* EXCERPTED DATA:
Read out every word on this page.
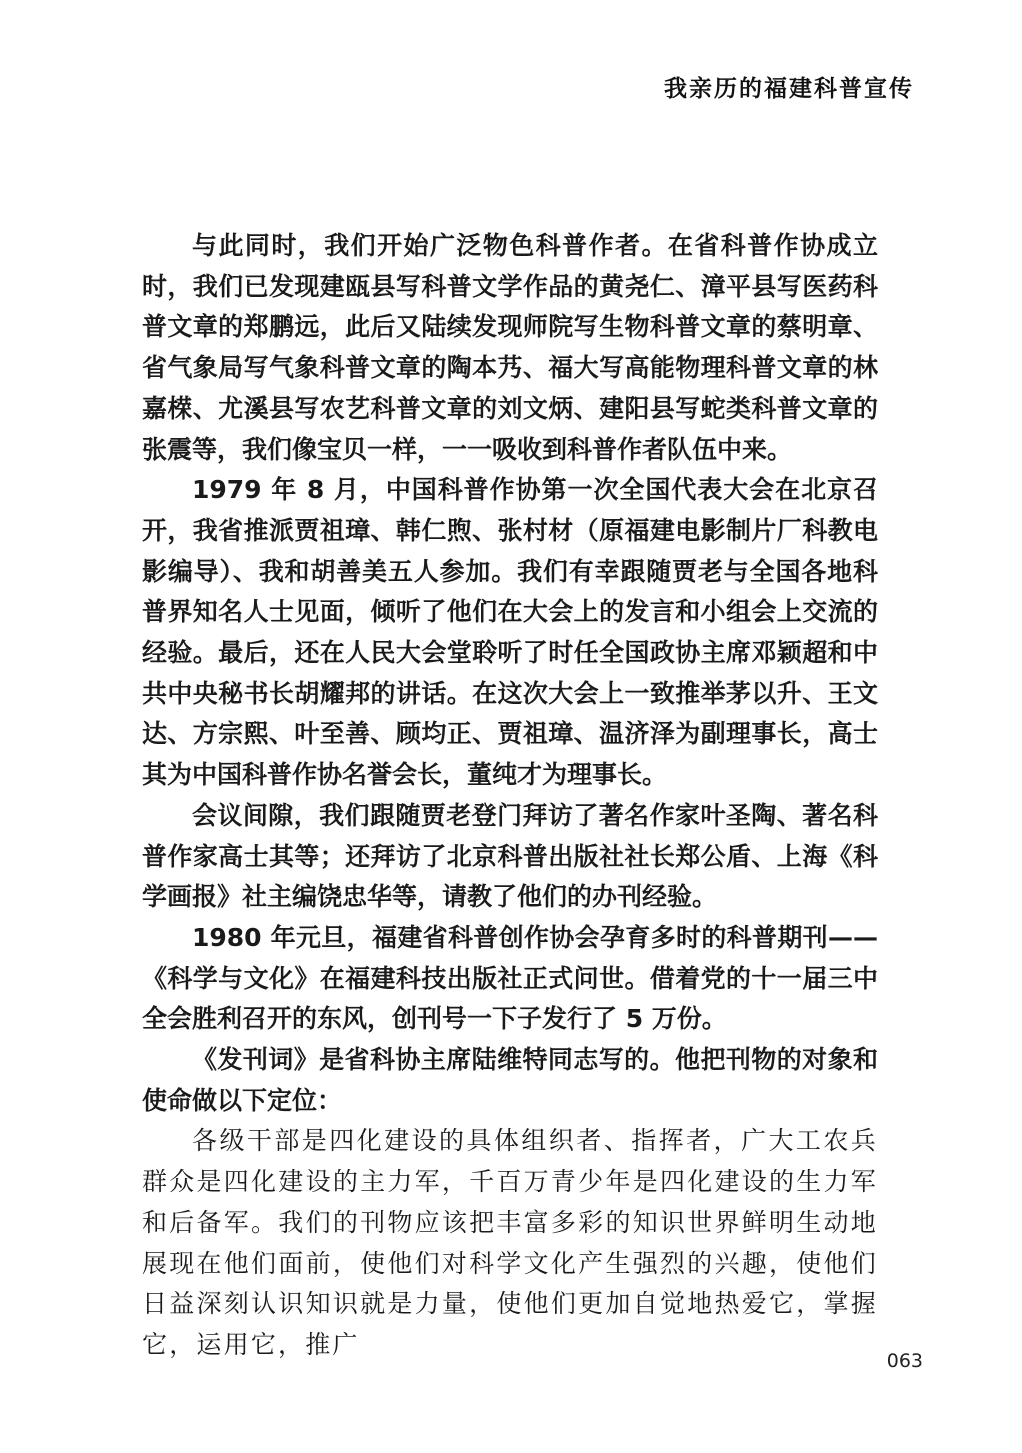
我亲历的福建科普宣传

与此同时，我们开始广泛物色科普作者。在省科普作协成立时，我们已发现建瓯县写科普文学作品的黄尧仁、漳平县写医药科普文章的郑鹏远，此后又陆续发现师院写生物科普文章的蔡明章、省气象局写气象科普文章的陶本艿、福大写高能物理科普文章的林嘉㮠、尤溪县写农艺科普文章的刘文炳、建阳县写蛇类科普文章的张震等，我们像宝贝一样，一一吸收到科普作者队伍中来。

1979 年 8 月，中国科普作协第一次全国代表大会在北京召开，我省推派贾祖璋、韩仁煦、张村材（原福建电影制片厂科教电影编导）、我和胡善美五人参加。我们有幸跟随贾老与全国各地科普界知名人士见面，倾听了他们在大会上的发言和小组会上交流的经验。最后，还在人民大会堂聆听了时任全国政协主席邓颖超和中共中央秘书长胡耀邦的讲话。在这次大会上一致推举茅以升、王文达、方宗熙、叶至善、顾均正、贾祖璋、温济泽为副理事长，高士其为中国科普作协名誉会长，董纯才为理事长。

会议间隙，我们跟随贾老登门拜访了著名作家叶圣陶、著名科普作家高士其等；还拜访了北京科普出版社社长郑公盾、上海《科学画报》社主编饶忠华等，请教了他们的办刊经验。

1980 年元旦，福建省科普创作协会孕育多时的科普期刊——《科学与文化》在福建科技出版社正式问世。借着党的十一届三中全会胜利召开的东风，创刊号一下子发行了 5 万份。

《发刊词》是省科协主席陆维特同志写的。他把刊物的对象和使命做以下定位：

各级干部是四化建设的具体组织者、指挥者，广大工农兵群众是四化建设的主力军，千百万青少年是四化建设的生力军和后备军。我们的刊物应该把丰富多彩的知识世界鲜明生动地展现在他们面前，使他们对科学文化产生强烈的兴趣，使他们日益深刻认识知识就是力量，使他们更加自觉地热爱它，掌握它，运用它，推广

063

* EXERCISE BRIEF: Send back the data above word for word, with the pictures left out.

* WORKED SOLUTION:
Read out every word on this page.
我亲历的福建科普宣传

与此同时，我们开始广泛物色科普作者。在省科普作协成立时，我们已发现建瓯县写科普文学作品的黄尧仁、漳平县写医药科普文章的郑鹏远，此后又陆续发现师院写生物科普文章的蔡明章、省气象局写气象科普文章的陶本艿、福大写高能物理科普文章的林嘉㮠、尤溪县写农艺科普文章的刘文炳、建阳县写蛇类科普文章的张震等，我们像宝贝一样，一一吸收到科普作者队伍中来。

1979 年 8 月，中国科普作协第一次全国代表大会在北京召开，我省推派贾祖璋、韩仁煦、张村材（原福建电影制片厂科教电影编导）、我和胡善美五人参加。我们有幸跟随贾老与全国各地科普界知名人士见面，倾听了他们在大会上的发言和小组会上交流的经验。最后，还在人民大会堂聆听了时任全国政协主席邓颖超和中共中央秘书长胡耀邦的讲话。在这次大会上一致推举茅以升、王文达、方宗熙、叶至善、顾均正、贾祖璋、温济泽为副理事长，高士其为中国科普作协名誉会长，董纯才为理事长。

会议间隙，我们跟随贾老登门拜访了著名作家叶圣陶、著名科普作家高士其等；还拜访了北京科普出版社社长郑公盾、上海《科学画报》社主编饶忠华等，请教了他们的办刊经验。

1980 年元旦，福建省科普创作协会孕育多时的科普期刊——《科学与文化》在福建科技出版社正式问世。借着党的十一届三中全会胜利召开的东风，创刊号一下子发行了 5 万份。

《发刊词》是省科协主席陆维特同志写的。他把刊物的对象和使命做以下定位：

各级干部是四化建设的具体组织者、指挥者，广大工农兵群众是四化建设的主力军，千百万青少年是四化建设的生力军和后备军。我们的刊物应该把丰富多彩的知识世界鲜明生动地展现在他们面前，使他们对科学文化产生强烈的兴趣，使他们日益深刻认识知识就是力量，使他们更加自觉地热爱它，掌握它，运用它，推广

063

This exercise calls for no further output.